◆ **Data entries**

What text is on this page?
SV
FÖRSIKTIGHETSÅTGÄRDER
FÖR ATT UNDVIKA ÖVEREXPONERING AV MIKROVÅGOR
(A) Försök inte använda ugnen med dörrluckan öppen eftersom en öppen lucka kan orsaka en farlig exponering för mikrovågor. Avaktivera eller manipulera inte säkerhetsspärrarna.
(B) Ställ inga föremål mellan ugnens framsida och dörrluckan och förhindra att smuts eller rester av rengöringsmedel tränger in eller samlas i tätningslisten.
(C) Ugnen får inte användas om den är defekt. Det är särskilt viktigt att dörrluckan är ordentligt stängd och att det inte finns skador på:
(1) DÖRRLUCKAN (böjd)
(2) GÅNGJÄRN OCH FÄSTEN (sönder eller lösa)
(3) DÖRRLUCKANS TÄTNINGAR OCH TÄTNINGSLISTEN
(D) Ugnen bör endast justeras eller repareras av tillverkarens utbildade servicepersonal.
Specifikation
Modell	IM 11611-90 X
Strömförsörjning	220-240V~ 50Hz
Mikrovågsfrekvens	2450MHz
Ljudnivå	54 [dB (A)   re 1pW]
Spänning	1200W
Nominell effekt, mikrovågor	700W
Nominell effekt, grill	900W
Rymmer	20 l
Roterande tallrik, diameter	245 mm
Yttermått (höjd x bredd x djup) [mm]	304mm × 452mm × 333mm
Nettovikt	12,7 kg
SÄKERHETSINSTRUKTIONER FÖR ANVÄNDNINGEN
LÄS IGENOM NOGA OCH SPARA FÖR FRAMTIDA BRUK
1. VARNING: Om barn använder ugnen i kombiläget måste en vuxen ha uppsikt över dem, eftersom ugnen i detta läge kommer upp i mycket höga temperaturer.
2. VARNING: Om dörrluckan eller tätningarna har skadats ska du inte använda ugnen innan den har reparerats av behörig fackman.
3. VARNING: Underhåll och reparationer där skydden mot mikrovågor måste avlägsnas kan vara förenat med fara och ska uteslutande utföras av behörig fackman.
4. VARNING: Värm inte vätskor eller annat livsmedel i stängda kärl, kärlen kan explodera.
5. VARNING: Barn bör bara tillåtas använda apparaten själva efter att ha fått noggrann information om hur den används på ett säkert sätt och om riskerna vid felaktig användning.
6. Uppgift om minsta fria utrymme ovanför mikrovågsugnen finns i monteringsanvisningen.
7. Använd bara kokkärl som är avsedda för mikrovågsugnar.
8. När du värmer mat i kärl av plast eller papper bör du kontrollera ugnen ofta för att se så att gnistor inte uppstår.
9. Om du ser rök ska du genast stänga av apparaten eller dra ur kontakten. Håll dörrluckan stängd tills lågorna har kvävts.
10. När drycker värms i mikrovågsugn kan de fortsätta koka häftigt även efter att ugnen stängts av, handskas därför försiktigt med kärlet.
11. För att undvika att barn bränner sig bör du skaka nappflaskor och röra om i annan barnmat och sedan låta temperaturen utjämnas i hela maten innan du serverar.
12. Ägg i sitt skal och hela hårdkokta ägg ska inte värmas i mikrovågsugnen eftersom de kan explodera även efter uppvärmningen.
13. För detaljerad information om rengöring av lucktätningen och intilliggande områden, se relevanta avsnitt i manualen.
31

◆ **TASK DETAILS**
Would you reproduce all the entries exactly?

◆ **RESULT BELOW**
What text is on this page?
SV
FÖRSIKTIGHETSÅTGÄRDER
FÖR ATT UNDVIKA ÖVEREXPONERING AV MIKROVÅGOR
(A) Försök inte använda ugnen med dörrluckan öppen eftersom en öppen lucka kan orsaka en farlig exponering för mikrovågor. Avaktivera eller manipulera inte säkerhetsspärrarna.
(B) Ställ inga föremål mellan ugnens framsida och dörrluckan och förhindra att smuts eller rester av rengöringsmedel tränger in eller samlas i tätningslisten.
(C) Ugnen får inte användas om den är defekt. Det är särskilt viktigt att dörrluckan är ordentligt stängd och att det inte finns skador på:
(1) DÖRRLUCKAN (böjd)
(2) GÅNGJÄRN OCH FÄSTEN (sönder eller lösa)
(3) DÖRRLUCKANS TÄTNINGAR OCH TÄTNINGSLISTEN
(D) Ugnen bör endast justeras eller repareras av tillverkarens utbildade servicepersonal.
Specifikation
Modell	IM 11611-90 X
Strömförsörjning	220-240V~ 50Hz
Mikrovågsfrekvens	2450MHz
Ljudnivå	54 [dB (A)   re 1pW]
Spänning	1200W
Nominell effekt, mikrovågor	700W
Nominell effekt, grill	900W
Rymmer	20 l
Roterande tallrik, diameter	245 mm
Yttermått (höjd x bredd x djup) [mm]	304mm × 452mm × 333mm
Nettovikt	12,7 kg
SÄKERHETSINSTRUKTIONER FÖR ANVÄNDNINGEN
LÄS IGENOM NOGA OCH SPARA FÖR FRAMTIDA BRUK
1. VARNING: Om barn använder ugnen i kombiläget måste en vuxen ha uppsikt över dem, eftersom ugnen i detta läge kommer upp i mycket höga temperaturer.
2. VARNING: Om dörrluckan eller tätningarna har skadats ska du inte använda ugnen innan den har reparerats av behörig fackman.
3. VARNING: Underhåll och reparationer där skydden mot mikrovågor måste avlägsnas kan vara förenat med fara och ska uteslutande utföras av behörig fackman.
4. VARNING: Värm inte vätskor eller annat livsmedel i stängda kärl, kärlen kan explodera.
5. VARNING: Barn bör bara tillåtas använda apparaten själva efter att ha fått noggrann information om hur den används på ett säkert sätt och om riskerna vid felaktig användning.
6. Uppgift om minsta fria utrymme ovanför mikrovågsugnen finns i monteringsanvisningen.
7. Använd bara kokkärl som är avsedda för mikrovågsugnar.
8. När du värmer mat i kärl av plast eller papper bör du kontrollera ugnen ofta för att se så att gnistor inte uppstår.
9. Om du ser rök ska du genast stänga av apparaten eller dra ur kontakten. Håll dörrluckan stängd tills lågorna har kvävts.
10. När drycker värms i mikrovågsugn kan de fortsätta koka häftigt även efter att ugnen stängts av, handskas därför försiktigt med kärlet.
11. För att undvika att barn bränner sig bör du skaka nappflaskor och röra om i annan barnmat och sedan låta temperaturen utjämnas i hela maten innan du serverar.
12. Ägg i sitt skal och hela hårdkokta ägg ska inte värmas i mikrovågsugnen eftersom de kan explodera även efter uppvärmningen.
13. För detaljerad information om rengöring av lucktätningen och intilliggande områden, se relevanta avsnitt i manualen.
31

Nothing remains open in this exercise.